---------- Given information

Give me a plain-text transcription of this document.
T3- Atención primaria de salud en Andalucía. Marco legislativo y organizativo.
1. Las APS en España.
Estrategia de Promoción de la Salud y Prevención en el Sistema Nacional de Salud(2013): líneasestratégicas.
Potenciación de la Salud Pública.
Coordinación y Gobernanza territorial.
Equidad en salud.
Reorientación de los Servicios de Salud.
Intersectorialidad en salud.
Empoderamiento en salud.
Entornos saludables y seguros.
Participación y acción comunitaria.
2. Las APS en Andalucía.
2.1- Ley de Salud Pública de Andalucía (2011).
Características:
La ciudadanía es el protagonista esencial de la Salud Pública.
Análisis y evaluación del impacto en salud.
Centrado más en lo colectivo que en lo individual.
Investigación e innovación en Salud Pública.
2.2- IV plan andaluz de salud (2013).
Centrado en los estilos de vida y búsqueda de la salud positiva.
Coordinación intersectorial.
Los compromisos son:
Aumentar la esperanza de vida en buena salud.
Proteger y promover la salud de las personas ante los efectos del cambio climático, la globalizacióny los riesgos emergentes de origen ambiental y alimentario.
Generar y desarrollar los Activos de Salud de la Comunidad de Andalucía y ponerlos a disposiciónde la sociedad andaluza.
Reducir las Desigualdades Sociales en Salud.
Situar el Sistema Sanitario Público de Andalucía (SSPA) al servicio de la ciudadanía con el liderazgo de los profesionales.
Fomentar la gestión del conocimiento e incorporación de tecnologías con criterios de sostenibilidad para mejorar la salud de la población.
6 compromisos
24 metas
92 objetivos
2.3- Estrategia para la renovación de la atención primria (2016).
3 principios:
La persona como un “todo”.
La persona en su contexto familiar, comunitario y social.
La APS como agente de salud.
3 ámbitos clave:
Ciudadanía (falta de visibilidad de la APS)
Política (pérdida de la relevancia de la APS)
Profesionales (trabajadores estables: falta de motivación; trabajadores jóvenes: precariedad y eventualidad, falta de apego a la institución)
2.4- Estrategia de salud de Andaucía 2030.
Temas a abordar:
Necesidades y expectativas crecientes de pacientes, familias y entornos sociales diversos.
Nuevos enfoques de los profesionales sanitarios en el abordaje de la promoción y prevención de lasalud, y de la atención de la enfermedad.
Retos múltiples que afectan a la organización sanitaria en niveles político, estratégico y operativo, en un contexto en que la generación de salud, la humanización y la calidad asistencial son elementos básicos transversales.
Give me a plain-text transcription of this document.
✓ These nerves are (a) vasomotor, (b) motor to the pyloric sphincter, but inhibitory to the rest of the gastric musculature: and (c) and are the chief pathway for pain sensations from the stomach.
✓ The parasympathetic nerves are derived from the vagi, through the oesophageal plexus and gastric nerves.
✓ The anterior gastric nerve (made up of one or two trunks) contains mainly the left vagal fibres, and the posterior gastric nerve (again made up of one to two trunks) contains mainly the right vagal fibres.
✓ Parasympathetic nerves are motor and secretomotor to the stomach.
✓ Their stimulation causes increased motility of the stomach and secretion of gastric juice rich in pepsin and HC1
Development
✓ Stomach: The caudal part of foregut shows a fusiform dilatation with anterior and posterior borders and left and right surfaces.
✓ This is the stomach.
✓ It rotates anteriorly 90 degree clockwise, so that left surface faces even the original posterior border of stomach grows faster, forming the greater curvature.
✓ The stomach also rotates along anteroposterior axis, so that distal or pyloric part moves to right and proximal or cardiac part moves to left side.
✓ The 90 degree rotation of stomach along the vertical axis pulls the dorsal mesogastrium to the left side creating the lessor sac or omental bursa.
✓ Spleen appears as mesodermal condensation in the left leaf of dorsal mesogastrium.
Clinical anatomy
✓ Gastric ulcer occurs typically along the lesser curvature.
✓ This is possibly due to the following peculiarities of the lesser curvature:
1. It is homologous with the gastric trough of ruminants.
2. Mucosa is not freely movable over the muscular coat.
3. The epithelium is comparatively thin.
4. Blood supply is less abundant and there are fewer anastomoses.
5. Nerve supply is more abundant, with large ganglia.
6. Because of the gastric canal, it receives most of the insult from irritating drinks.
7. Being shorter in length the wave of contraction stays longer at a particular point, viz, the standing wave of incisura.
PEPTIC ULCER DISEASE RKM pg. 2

--------------------

■ What is expected: Tell how many lines include "left". The number is the whole answer.

■ Response below: 6